Written request
Can you copy out, word for word, the stretch of the items below that opens with the line containing "Patent image size: (944, 1295)." and closes with the line containing "The smart speaker 122 is at (755, 1122).", including both of those lines?

Data for this task

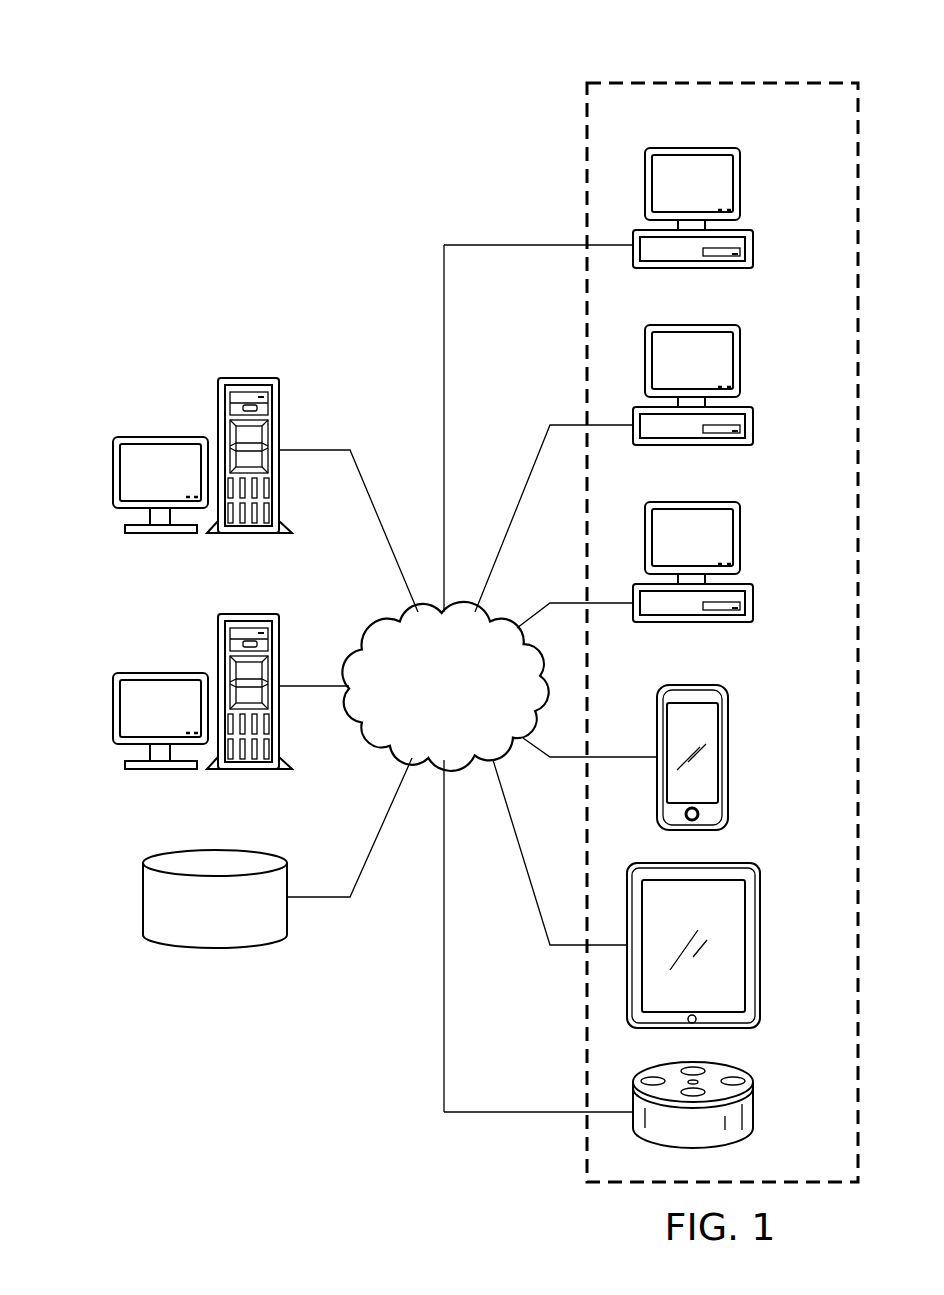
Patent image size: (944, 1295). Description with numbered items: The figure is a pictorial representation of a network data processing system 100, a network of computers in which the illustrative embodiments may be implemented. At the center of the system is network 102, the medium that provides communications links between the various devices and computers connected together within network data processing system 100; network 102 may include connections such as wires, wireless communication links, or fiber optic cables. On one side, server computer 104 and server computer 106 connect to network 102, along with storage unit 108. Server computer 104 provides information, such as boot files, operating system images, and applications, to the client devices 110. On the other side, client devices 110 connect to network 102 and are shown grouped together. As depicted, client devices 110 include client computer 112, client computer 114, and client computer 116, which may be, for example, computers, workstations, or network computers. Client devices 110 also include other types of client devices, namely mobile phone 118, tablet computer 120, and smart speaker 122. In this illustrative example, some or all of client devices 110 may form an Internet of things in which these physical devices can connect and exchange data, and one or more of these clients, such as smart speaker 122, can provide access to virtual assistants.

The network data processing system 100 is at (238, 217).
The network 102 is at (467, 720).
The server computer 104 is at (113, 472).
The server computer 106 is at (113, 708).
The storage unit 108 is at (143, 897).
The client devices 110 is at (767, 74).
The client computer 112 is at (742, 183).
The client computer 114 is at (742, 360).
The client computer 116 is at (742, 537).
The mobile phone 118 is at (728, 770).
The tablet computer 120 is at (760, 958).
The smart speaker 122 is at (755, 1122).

==

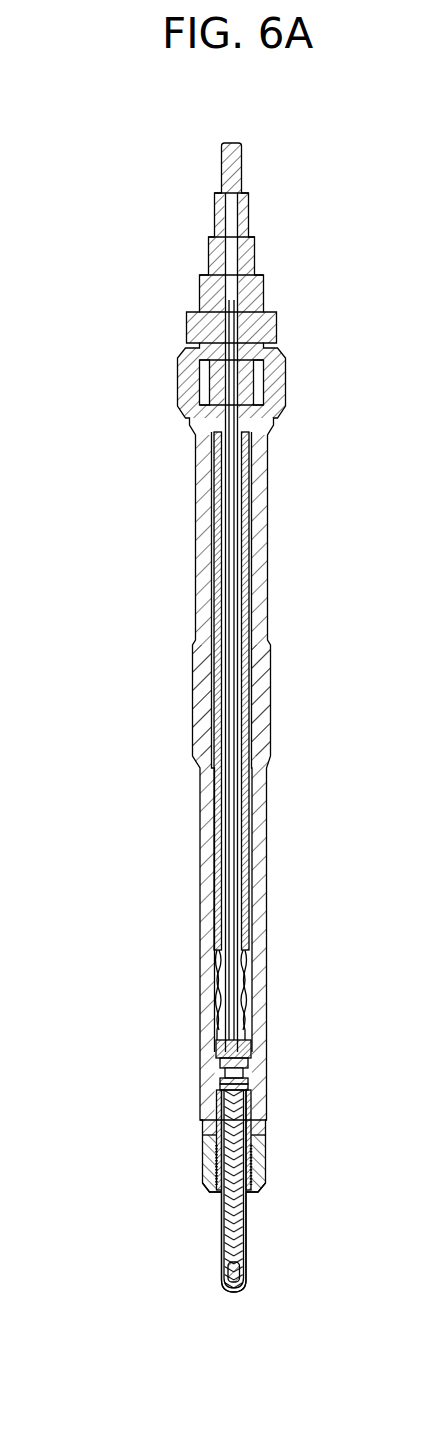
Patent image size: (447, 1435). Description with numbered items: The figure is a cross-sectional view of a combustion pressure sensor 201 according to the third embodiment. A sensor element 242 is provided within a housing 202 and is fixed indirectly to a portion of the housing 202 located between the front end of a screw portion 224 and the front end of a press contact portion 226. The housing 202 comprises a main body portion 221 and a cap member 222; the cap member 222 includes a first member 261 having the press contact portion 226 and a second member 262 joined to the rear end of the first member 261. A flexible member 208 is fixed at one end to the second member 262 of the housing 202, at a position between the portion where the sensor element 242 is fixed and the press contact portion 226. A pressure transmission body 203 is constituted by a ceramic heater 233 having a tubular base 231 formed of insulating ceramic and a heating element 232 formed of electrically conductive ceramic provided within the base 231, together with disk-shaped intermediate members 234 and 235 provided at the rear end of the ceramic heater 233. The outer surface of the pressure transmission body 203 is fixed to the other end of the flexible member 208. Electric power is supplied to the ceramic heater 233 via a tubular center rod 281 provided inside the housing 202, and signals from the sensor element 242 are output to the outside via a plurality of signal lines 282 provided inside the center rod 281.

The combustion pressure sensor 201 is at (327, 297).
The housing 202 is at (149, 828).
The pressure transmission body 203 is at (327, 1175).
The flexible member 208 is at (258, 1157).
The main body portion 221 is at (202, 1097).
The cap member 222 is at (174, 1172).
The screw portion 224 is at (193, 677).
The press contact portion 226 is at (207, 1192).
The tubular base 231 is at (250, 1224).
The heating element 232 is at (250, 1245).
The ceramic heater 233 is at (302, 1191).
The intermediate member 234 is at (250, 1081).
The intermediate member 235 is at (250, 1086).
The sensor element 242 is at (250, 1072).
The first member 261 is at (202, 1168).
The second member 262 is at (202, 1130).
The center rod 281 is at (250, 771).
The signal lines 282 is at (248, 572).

Written solution
Patent image size: (944, 1295). Description with numbered items: The figure is a pictorial representation of a network data processing system 100, a network of computers in which the illustrative embodiments may be implemented. At the center of the system is network 102, the medium that provides communications links between the various devices and computers connected together within network data processing system 100; network 102 may include connections such as wires, wireless communication links, or fiber optic cables. On one side, server computer 104 and server computer 106 connect to network 102, along with storage unit 108. Server computer 104 provides information, such as boot files, operating system images, and applications, to the client devices 110. On the other side, client devices 110 connect to network 102 and are shown grouped together. As depicted, client devices 110 include client computer 112, client computer 114, and client computer 116, which may be, for example, computers, workstations, or network computers. Client devices 110 also include other types of client devices, namely mobile phone 118, tablet computer 120, and smart speaker 122. In this illustrative example, some or all of client devices 110 may form an Internet of things in which these physical devices can connect and exchange data, and one or more of these clients, such as smart speaker 122, can provide access to virtual assistants.

The network data processing system 100 is at (238, 217).
The network 102 is at (467, 720).
The server computer 104 is at (113, 472).
The server computer 106 is at (113, 708).
The storage unit 108 is at (143, 897).
The client devices 110 is at (767, 74).
The client computer 112 is at (742, 183).
The client computer 114 is at (742, 360).
The client computer 116 is at (742, 537).
The mobile phone 118 is at (728, 770).
The tablet computer 120 is at (760, 958).
The smart speaker 122 is at (755, 1122).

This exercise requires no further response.